___ Dataset excerpts

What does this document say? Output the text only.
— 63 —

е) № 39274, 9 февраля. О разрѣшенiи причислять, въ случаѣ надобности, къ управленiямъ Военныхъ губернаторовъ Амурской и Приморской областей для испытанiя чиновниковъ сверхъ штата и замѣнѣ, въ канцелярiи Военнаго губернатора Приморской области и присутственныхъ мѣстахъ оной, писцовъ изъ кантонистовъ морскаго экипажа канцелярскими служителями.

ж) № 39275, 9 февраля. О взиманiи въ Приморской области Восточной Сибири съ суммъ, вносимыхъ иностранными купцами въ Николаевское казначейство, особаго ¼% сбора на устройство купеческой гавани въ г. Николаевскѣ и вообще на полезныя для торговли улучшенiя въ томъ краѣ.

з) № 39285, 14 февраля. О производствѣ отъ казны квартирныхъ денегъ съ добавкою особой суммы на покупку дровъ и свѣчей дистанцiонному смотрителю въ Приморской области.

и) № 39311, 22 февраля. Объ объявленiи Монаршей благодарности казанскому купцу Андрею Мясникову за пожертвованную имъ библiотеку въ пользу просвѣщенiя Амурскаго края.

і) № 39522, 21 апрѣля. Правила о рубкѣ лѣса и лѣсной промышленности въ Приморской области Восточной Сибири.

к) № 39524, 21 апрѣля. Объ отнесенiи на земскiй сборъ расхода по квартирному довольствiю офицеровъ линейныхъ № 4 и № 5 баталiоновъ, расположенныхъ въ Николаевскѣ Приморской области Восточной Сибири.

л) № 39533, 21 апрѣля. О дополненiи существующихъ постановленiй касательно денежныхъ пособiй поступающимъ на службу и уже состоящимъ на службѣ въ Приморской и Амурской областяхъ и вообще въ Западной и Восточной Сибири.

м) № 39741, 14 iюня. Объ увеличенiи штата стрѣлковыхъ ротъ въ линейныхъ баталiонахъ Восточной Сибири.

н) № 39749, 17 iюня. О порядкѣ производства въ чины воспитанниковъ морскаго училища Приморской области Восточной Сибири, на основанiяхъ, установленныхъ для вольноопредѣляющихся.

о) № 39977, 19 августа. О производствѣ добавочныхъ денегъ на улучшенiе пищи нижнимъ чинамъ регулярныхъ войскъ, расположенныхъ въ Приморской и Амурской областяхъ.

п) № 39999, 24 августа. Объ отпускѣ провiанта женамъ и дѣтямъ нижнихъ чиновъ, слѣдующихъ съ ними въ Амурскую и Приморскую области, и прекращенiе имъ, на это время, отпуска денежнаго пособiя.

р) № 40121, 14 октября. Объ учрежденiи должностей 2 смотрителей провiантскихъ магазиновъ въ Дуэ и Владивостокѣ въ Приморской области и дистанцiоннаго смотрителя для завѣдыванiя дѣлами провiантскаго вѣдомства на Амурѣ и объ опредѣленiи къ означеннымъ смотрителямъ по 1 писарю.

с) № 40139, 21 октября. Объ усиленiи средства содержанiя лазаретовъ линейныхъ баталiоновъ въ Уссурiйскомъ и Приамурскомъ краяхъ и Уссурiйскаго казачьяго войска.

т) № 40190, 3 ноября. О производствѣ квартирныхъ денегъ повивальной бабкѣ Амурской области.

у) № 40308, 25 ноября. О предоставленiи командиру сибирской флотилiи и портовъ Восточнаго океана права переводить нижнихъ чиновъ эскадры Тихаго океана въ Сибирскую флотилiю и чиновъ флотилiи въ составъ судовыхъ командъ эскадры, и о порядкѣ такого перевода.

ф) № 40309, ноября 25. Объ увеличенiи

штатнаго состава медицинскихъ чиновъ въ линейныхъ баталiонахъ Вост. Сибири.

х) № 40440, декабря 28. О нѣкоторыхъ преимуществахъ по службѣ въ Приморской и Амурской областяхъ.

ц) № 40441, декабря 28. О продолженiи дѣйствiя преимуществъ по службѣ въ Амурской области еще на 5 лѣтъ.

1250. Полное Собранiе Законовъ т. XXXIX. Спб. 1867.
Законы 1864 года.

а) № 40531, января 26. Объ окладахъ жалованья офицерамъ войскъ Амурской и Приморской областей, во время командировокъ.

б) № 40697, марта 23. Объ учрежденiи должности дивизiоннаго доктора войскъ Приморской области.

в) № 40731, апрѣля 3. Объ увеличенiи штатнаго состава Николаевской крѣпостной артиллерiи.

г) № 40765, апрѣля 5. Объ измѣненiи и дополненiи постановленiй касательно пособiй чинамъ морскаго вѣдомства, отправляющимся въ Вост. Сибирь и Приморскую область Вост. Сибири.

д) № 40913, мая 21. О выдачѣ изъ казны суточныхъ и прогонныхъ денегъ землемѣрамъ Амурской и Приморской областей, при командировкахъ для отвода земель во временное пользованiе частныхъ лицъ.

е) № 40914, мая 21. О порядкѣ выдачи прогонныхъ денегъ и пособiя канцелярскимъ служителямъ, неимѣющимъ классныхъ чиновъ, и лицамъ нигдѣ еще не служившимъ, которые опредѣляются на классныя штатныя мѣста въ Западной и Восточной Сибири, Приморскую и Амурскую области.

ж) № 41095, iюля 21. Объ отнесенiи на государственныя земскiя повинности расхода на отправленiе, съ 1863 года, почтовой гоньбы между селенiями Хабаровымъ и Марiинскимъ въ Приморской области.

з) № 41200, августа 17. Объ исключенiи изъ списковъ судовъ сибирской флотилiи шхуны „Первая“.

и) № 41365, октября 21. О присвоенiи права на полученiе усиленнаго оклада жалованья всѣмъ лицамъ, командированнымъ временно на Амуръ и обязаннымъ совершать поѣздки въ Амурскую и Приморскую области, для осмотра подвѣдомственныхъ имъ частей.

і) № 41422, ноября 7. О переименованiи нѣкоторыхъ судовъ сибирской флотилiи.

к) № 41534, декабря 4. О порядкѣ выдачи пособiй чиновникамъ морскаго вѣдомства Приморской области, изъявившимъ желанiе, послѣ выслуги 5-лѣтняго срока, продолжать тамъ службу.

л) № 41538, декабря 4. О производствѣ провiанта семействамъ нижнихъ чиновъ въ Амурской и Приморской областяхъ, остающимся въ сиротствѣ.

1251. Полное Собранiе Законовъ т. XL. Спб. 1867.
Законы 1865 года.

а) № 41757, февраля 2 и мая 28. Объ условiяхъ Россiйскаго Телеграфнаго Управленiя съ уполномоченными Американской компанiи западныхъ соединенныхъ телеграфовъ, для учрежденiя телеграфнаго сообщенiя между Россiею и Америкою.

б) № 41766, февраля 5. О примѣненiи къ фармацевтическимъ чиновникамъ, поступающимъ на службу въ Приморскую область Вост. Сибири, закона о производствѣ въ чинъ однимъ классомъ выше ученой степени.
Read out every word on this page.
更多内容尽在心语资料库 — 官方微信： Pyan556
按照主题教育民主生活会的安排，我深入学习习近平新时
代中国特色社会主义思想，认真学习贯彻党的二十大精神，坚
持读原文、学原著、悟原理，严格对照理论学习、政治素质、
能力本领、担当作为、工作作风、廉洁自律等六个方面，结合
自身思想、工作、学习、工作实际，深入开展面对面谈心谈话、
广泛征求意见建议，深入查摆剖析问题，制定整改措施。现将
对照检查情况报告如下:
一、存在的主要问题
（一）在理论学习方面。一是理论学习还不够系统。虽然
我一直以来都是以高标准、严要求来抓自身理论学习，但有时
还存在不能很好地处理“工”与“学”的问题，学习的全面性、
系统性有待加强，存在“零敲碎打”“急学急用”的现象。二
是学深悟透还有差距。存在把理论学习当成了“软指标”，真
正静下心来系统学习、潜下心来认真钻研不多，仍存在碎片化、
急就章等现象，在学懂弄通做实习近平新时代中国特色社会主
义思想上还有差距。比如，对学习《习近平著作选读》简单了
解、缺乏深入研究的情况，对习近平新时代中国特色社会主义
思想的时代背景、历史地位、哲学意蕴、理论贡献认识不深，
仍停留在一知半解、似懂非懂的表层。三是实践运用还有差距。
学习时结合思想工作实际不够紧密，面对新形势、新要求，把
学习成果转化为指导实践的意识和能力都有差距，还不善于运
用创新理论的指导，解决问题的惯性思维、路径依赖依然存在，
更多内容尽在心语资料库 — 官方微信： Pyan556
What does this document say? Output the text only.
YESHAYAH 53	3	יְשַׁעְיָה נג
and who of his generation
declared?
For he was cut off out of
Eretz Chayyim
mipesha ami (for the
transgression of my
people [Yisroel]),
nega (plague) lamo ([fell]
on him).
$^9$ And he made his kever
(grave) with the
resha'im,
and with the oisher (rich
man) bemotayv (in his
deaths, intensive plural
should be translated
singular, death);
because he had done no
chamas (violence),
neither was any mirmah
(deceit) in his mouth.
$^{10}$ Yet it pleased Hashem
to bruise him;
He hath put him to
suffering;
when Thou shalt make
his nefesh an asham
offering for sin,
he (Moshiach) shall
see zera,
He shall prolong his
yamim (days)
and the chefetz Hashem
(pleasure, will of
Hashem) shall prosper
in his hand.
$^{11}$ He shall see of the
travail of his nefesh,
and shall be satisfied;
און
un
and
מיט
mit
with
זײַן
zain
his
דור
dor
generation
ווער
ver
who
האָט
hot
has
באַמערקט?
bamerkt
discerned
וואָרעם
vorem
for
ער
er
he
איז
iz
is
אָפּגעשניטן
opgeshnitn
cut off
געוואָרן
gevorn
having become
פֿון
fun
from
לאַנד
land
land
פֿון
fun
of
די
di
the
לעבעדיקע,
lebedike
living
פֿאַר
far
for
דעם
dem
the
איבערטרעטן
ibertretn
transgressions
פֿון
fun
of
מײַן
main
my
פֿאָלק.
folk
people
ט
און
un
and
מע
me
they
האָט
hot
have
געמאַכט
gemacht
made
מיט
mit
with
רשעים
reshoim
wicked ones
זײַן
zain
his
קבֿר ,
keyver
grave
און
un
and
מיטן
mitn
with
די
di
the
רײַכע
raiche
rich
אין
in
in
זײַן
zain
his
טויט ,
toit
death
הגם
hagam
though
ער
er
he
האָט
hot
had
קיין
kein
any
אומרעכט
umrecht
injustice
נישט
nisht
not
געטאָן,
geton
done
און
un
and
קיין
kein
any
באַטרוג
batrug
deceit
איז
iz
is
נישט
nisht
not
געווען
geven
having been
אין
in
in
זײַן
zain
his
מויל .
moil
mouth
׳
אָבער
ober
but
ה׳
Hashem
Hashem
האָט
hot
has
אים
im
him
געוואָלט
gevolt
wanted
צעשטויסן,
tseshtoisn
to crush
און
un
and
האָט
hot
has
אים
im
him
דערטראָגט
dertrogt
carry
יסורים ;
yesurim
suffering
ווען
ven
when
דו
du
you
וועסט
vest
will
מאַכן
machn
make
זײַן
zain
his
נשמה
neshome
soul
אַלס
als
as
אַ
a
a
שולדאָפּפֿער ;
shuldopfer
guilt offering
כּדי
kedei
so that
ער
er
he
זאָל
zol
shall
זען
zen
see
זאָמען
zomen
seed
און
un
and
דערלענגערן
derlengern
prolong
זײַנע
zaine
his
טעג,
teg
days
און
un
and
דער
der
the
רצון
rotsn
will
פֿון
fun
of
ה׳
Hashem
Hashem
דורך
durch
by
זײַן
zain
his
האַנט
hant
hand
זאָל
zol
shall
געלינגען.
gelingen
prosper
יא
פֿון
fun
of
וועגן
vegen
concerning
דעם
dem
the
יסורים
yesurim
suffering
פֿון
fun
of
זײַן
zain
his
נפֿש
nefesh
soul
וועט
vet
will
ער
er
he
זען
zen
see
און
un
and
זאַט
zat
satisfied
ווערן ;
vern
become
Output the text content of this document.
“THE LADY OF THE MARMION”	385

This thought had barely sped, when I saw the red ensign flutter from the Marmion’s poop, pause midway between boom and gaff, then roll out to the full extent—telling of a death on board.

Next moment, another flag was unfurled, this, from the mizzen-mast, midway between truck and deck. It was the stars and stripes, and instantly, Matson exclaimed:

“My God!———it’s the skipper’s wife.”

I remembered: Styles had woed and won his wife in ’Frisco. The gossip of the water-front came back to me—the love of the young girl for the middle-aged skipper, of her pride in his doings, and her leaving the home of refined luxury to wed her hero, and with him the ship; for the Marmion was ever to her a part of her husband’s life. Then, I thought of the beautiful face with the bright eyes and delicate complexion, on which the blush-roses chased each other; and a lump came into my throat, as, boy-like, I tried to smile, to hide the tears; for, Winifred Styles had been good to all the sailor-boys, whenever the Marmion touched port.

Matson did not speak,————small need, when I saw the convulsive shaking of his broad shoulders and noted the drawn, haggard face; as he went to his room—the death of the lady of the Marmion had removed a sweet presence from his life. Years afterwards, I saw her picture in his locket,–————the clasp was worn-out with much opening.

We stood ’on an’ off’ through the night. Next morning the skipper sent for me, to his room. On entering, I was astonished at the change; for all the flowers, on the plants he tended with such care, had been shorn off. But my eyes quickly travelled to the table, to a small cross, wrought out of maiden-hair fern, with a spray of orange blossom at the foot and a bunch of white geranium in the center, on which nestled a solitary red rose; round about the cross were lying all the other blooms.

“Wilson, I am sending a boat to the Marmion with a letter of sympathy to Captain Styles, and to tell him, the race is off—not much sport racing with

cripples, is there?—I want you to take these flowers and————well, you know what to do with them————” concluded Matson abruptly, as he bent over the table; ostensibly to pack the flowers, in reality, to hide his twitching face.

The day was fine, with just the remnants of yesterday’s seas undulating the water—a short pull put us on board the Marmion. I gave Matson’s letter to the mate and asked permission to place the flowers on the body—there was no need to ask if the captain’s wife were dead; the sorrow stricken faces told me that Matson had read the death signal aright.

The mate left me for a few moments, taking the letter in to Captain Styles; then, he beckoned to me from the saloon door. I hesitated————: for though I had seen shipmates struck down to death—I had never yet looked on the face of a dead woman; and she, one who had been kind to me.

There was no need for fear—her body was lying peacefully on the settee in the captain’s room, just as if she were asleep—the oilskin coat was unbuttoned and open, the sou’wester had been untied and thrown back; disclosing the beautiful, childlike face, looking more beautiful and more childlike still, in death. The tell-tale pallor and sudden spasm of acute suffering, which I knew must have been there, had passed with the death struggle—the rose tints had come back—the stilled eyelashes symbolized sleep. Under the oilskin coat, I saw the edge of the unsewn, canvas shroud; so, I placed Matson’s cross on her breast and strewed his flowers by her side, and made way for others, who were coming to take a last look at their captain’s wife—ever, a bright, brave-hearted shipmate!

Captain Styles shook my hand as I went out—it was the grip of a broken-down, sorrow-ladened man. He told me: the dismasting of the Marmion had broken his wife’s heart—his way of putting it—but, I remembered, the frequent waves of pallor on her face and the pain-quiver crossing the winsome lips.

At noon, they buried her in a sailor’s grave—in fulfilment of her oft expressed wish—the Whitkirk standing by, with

______

> **Goal of the exercise**
Copy the lines from the entries above in which the word "увеличенiи" appears.

> **Full output**
м) № 39741, 14 iюня. Объ увеличенiи штата стрѣлковыхъ ротъ въ линейныхъ баталiонахъ Восточной Сибири.
ф) № 40309, ноября 25. Объ увеличенiи
в) № 40731, апрѣля 3. Объ увеличенiи штатнаго состава Николаевской крѣпостной артиллерiи.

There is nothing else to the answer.